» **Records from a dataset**

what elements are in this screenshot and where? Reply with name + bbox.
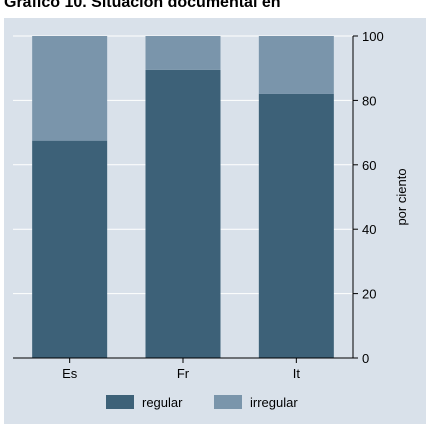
legend-swatch-regular: [106, 395, 134, 409]
legend-swatch-irregular: [214, 395, 242, 409]
y-tick-label-20: 20: [362, 287, 376, 302]
bar-regular-it: [258, 93, 334, 359]
legend-label-irregular: irregular: [250, 395, 298, 410]
x-tick-label-fr: Fr: [177, 366, 190, 381]
bar-regular-fr: [145, 69, 221, 358]
y-tick-label-60: 60: [362, 158, 376, 173]
y-tick-label-40: 40: [362, 222, 376, 237]
y-tick-label-100: 100: [362, 29, 384, 44]
chart-title: Gráfico 10. Situación documental en: [4, 0, 281, 11]
legend-label-regular: regular: [142, 395, 183, 410]
x-tick-label-it: It: [293, 366, 301, 381]
y-tick-label-0: 0: [362, 351, 369, 366]
x-tick-label-es: Es: [62, 366, 78, 381]
bar-irregular-fr: [145, 36, 221, 70]
y-axis-title: por ciento: [394, 168, 409, 225]
y-tick-label-80: 80: [362, 93, 376, 108]
bar-regular-es: [32, 140, 108, 358]
bar-irregular-it: [258, 36, 334, 94]
bar-irregular-es: [32, 36, 108, 141]
legend-box: [18, 382, 348, 418]
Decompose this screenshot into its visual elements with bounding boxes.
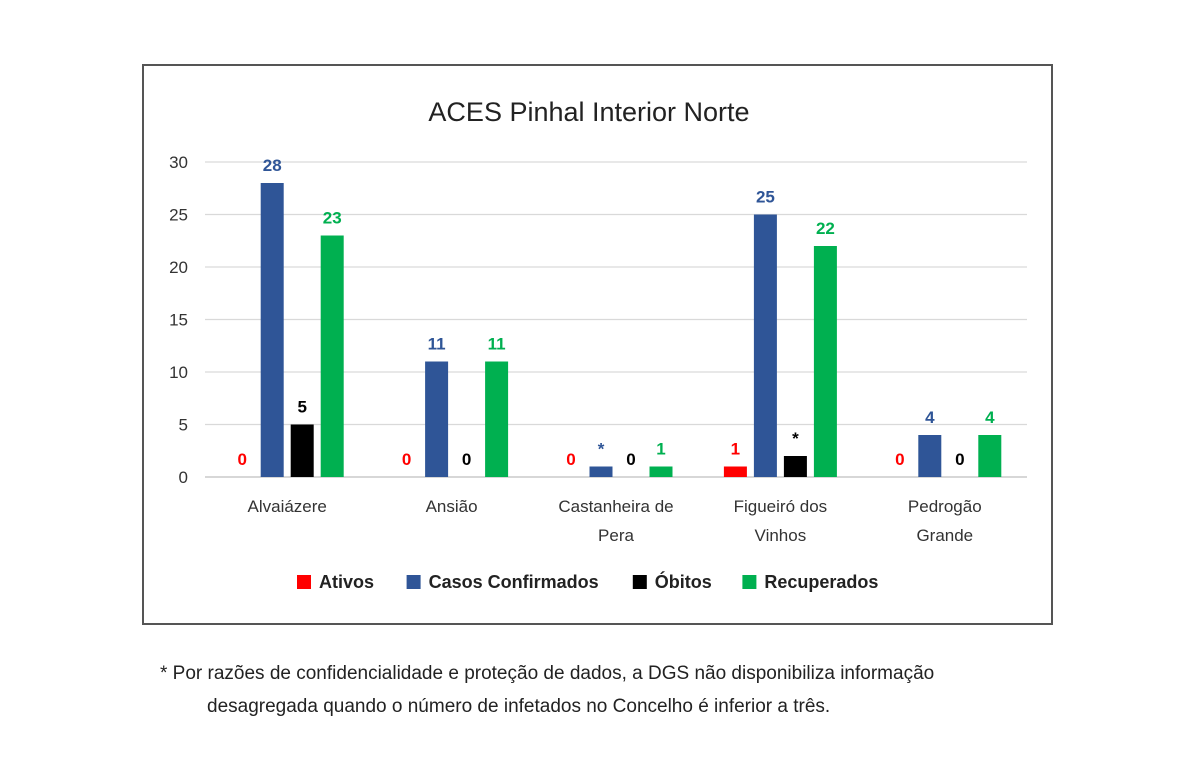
data-label: 0 — [402, 450, 411, 469]
data-label: 4 — [985, 408, 995, 427]
bar-casos-confirmados — [425, 361, 449, 477]
data-label: 1 — [731, 440, 740, 459]
x-tick-label: Castanheira de — [558, 497, 673, 516]
data-label: 11 — [488, 335, 506, 354]
x-tick-label: Pera — [598, 526, 634, 545]
data-label: 11 — [428, 335, 446, 354]
data-label: 0 — [566, 450, 575, 469]
bar-recuperados — [320, 235, 344, 477]
legend-swatch — [297, 575, 311, 589]
x-tick-label: Figueiró dos — [734, 497, 828, 516]
bar-recuperados — [485, 361, 509, 477]
x-tick-label: Vinhos — [755, 526, 807, 545]
data-label: * — [792, 429, 799, 448]
chart-frame: ACES Pinhal Interior Norte 0 5 10 15 20 25 30 0 2… — [142, 64, 1053, 625]
data-label: 1 — [656, 440, 665, 459]
data-label: 0 — [626, 450, 635, 469]
legend-label: Recuperados — [764, 572, 878, 592]
bar-casos-confirmados — [918, 435, 942, 477]
bar-casos-confirmados — [589, 466, 613, 477]
data-label: * — [598, 440, 605, 459]
y-tick-label: 15 — [169, 311, 188, 330]
x-tick-label: Alvaiázere — [248, 497, 327, 516]
data-label: 0 — [955, 450, 964, 469]
y-tick-label: 30 — [169, 153, 188, 172]
footnote-line-1: * Por razões de confidencialidade e prot… — [160, 663, 935, 684]
bar-casos-confirmados — [260, 183, 284, 477]
bar--bitos — [783, 456, 807, 477]
legend-swatch — [742, 575, 757, 589]
bar-chart: ACES Pinhal Interior Norte05101520253002… — [169, 97, 1027, 592]
data-label: 28 — [263, 156, 282, 175]
y-tick-label: 5 — [179, 416, 188, 435]
legend-swatch — [406, 575, 421, 589]
legend-label: Casos Confirmados — [429, 572, 599, 592]
bar-ativos — [723, 466, 747, 477]
legend-label: Ativos — [319, 572, 374, 592]
data-label: 0 — [462, 450, 471, 469]
footnote-line-2: desagregada quando o número de infetados… — [207, 696, 831, 717]
bar-recuperados — [978, 435, 1002, 477]
y-tick-label: 10 — [169, 363, 188, 382]
data-label: 22 — [816, 219, 835, 238]
y-tick-label: 0 — [179, 468, 188, 487]
bar-recuperados — [813, 246, 837, 477]
legend-label: Óbitos — [655, 571, 712, 592]
data-label: 25 — [756, 188, 775, 207]
bar-recuperados — [649, 466, 673, 477]
x-tick-label: Ansião — [426, 497, 478, 516]
bar-casos-confirmados — [753, 214, 777, 477]
x-tick-label: Pedrogão — [908, 497, 982, 516]
x-tick-label: Grande — [916, 526, 973, 545]
data-label: 0 — [895, 450, 904, 469]
bar--bitos — [290, 424, 314, 477]
data-label: 5 — [297, 398, 306, 417]
y-tick-label: 25 — [169, 206, 188, 225]
data-label: 0 — [237, 450, 246, 469]
y-tick-label: 20 — [169, 258, 188, 277]
data-label: 4 — [925, 408, 935, 427]
legend-swatch — [632, 575, 647, 589]
data-label: 23 — [323, 209, 342, 228]
chart-title: ACES Pinhal Interior Norte — [428, 97, 749, 127]
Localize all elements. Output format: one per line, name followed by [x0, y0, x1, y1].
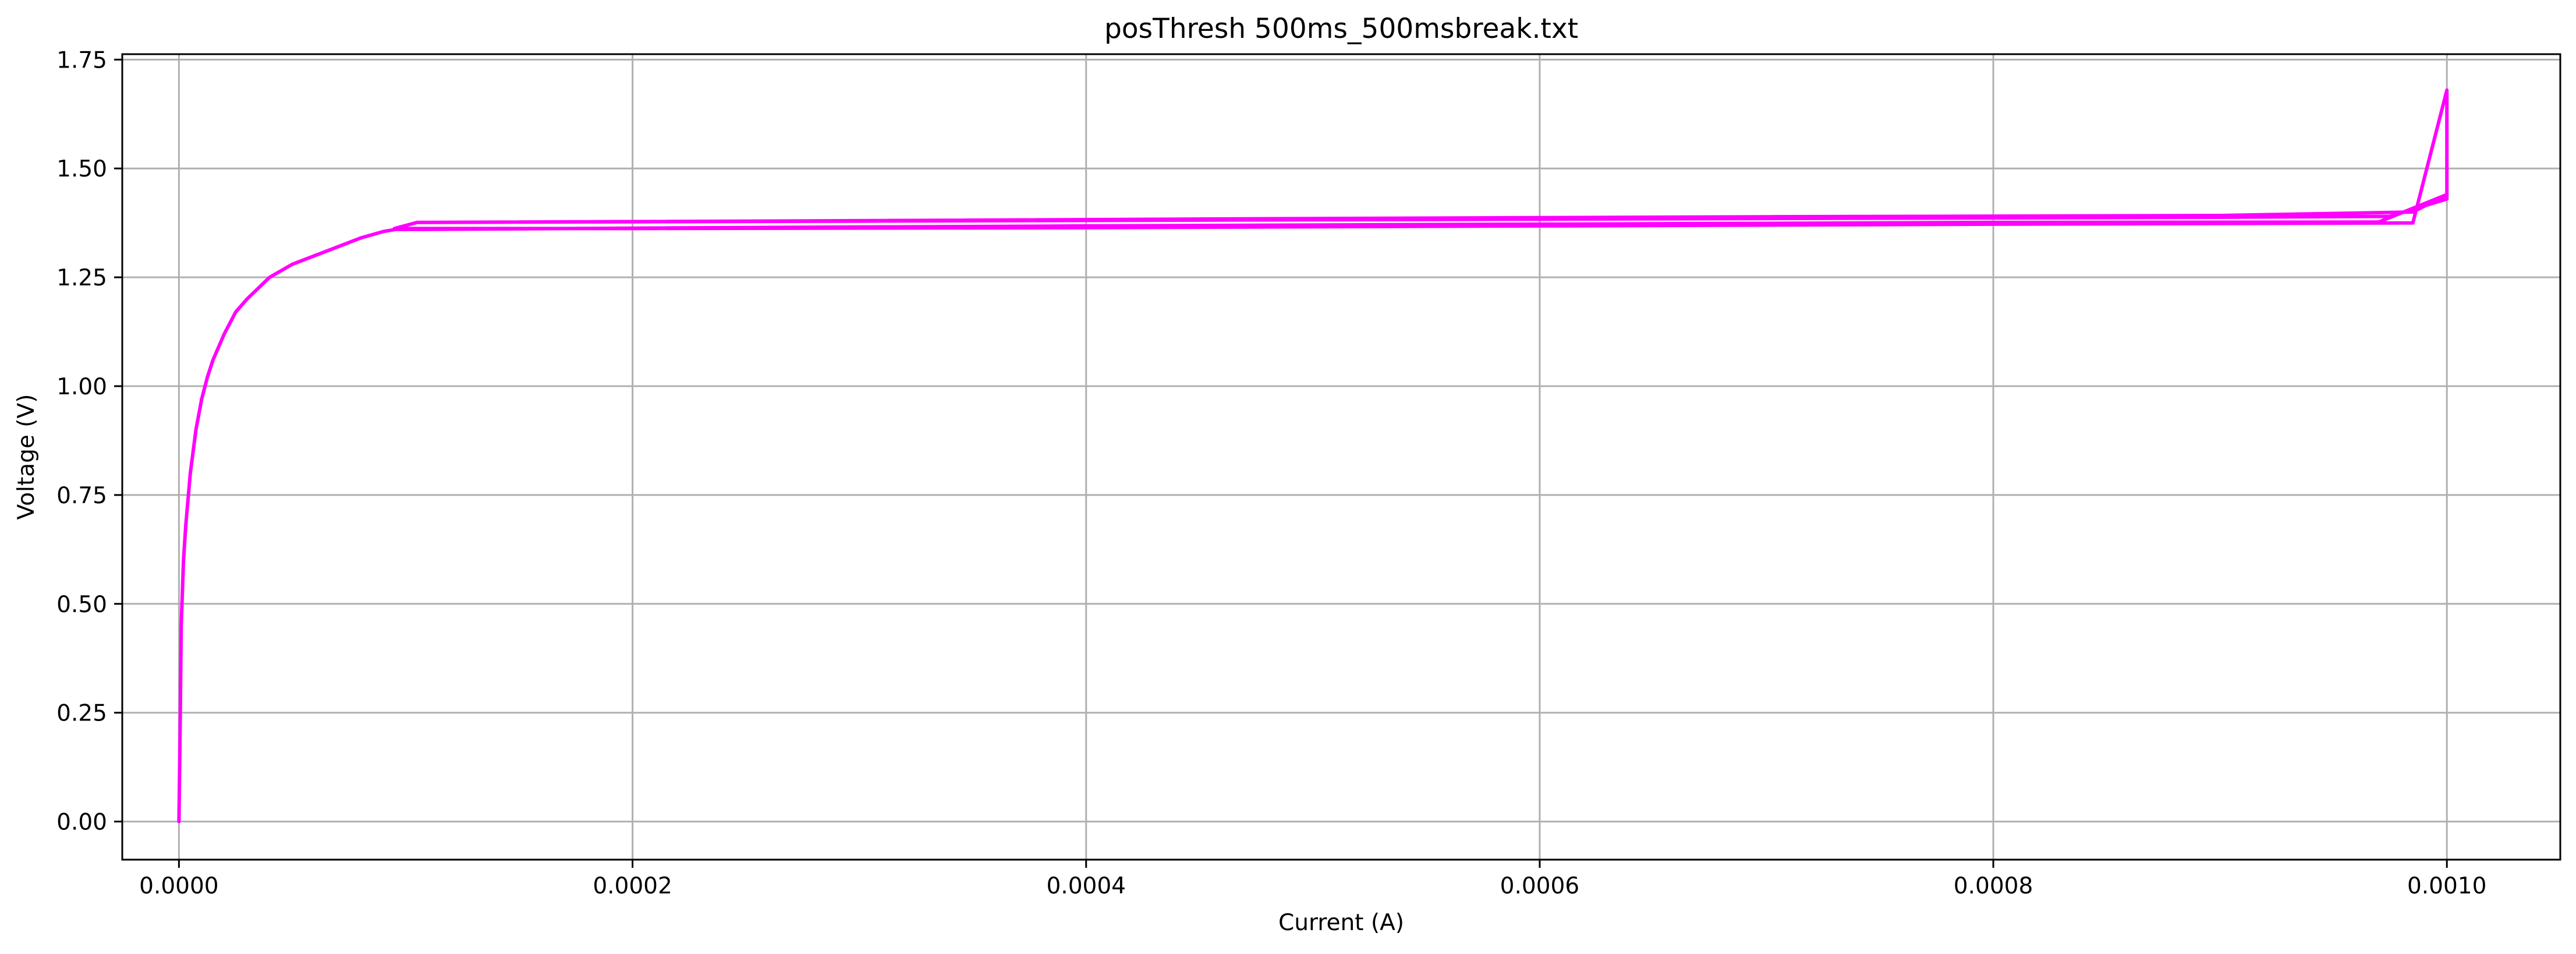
x-tick-label: 0.0008: [1954, 873, 2033, 899]
y-tick-label: 0.25: [56, 701, 107, 727]
plot-frame: [121, 53, 2561, 861]
x-tick-label: 0.0006: [1500, 873, 1579, 899]
y-tick-label: 1.00: [56, 374, 107, 400]
x-tick-label: 0.0004: [1046, 873, 1125, 899]
y-tick-label: 0.00: [56, 810, 107, 836]
series-layer: [177, 88, 2449, 824]
x-axis-label: Current (A): [1278, 910, 1404, 936]
y-tick-label: 1.75: [56, 47, 107, 73]
y-axis-label: Voltage (V): [13, 394, 40, 520]
y-tick-label: 0.50: [56, 592, 107, 618]
series-line: [177, 88, 2449, 824]
x-tick-label: 0.0010: [2407, 873, 2486, 899]
x-tick-label: 0.0000: [139, 873, 218, 899]
chart-title: posThresh 500ms_500msbreak.txt: [1104, 13, 1578, 45]
x-tick-label: 0.0002: [593, 873, 672, 899]
y-tick-label: 0.75: [56, 483, 107, 509]
ticks: 0.0000 0.0002 0.0004 0.0006 0.0008 0.0010 0.00…: [56, 47, 2486, 899]
y-tick-label: 1.25: [56, 265, 107, 291]
y-tick-label: 1.50: [56, 156, 107, 182]
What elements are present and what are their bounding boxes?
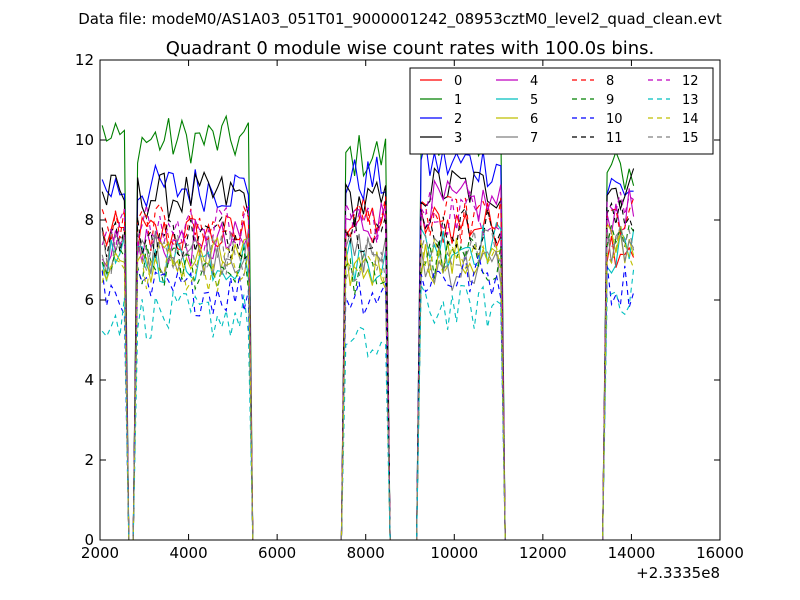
legend-label: 10 bbox=[606, 112, 623, 127]
y-tick-label: 12 bbox=[75, 51, 94, 69]
legend-label: 12 bbox=[682, 74, 699, 89]
series-line-15 bbox=[101, 223, 635, 540]
x-tick-label: 14000 bbox=[608, 544, 656, 562]
y-tick-label: 10 bbox=[75, 131, 94, 149]
x-tick-label: 6000 bbox=[258, 544, 296, 562]
y-tick-label: 2 bbox=[84, 451, 94, 469]
x-tick-label: 4000 bbox=[169, 544, 207, 562]
legend-label: 13 bbox=[682, 93, 699, 108]
x-tick-label: 2000 bbox=[81, 544, 119, 562]
series-line-13 bbox=[101, 269, 635, 540]
y-tick-label: 0 bbox=[84, 531, 94, 549]
series-line-5 bbox=[101, 221, 635, 540]
x-tick-label: 12000 bbox=[519, 544, 567, 562]
series-line-1 bbox=[101, 106, 635, 540]
chart-title: Quadrant 0 module wise count rates with … bbox=[166, 38, 655, 59]
legend-label: 0 bbox=[454, 74, 462, 89]
legend-label: 5 bbox=[530, 93, 538, 108]
legend-label: 8 bbox=[606, 74, 614, 89]
series-line-3 bbox=[101, 167, 635, 540]
y-tick-label: 8 bbox=[84, 211, 94, 229]
legend-label: 4 bbox=[530, 74, 538, 89]
x-tick-label: 10000 bbox=[430, 544, 478, 562]
legend-box bbox=[409, 67, 714, 155]
suptitle: Data file: modeM0/AS1A03_051T01_90000012… bbox=[78, 10, 722, 29]
y-tick-label: 6 bbox=[84, 291, 94, 309]
x-offset-label: +2.3335e8 bbox=[636, 564, 720, 582]
x-tick-label: 8000 bbox=[347, 544, 385, 562]
legend-label: 2 bbox=[454, 112, 462, 127]
series-line-10 bbox=[101, 254, 635, 540]
legend-label: 15 bbox=[682, 131, 699, 146]
legend-label: 6 bbox=[530, 112, 538, 127]
series-line-12 bbox=[101, 190, 634, 540]
legend-label: 11 bbox=[606, 131, 623, 146]
series-line-11 bbox=[101, 198, 635, 540]
series-line-8 bbox=[101, 195, 635, 540]
series-line-0 bbox=[101, 197, 635, 540]
legend-label: 7 bbox=[530, 131, 538, 146]
legend-label: 1 bbox=[454, 93, 462, 108]
y-tick-label: 4 bbox=[84, 371, 94, 389]
legend-label: 9 bbox=[606, 93, 614, 108]
legend-label: 3 bbox=[454, 131, 462, 146]
data-lines bbox=[101, 106, 635, 540]
legend-label: 14 bbox=[682, 112, 699, 127]
series-line-6 bbox=[101, 221, 635, 540]
x-axis: 2000 4000 6000 8000 10000 12000 14000 16000 bbox=[81, 60, 744, 562]
series-line-4 bbox=[101, 179, 635, 540]
x-tick-label: 16000 bbox=[696, 544, 744, 562]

» **EXERCISE TASK**
Copy the items word for word from the top through the line that contains "Decompose this screenshot", including that line. Leave out the pictures.

» **FINISHED TASK**
what elements are in this screenshot and where? Reply with name + bbox.
legend-swatch-regular: [106, 395, 134, 409]
legend-swatch-irregular: [214, 395, 242, 409]
y-tick-label-20: 20: [362, 287, 376, 302]
bar-regular-it: [258, 93, 334, 359]
legend-label-irregular: irregular: [250, 395, 298, 410]
x-tick-label-fr: Fr: [177, 366, 190, 381]
bar-regular-fr: [145, 69, 221, 358]
y-tick-label-60: 60: [362, 158, 376, 173]
y-tick-label-40: 40: [362, 222, 376, 237]
y-tick-label-100: 100: [362, 29, 384, 44]
chart-title: Gráfico 10. Situación documental en: [4, 0, 281, 11]
legend-label-regular: regular: [142, 395, 183, 410]
x-tick-label-it: It: [293, 366, 301, 381]
y-tick-label-0: 0: [362, 351, 369, 366]
x-tick-label-es: Es: [62, 366, 78, 381]
bar-irregular-fr: [145, 36, 221, 70]
y-axis-title: por ciento: [394, 168, 409, 225]
y-tick-label-80: 80: [362, 93, 376, 108]
bar-regular-es: [32, 140, 108, 358]
bar-irregular-it: [258, 36, 334, 94]
bar-irregular-es: [32, 36, 108, 141]
legend-box: [18, 382, 348, 418]
Decompose this screenshot into its visual elements with bounding boxes.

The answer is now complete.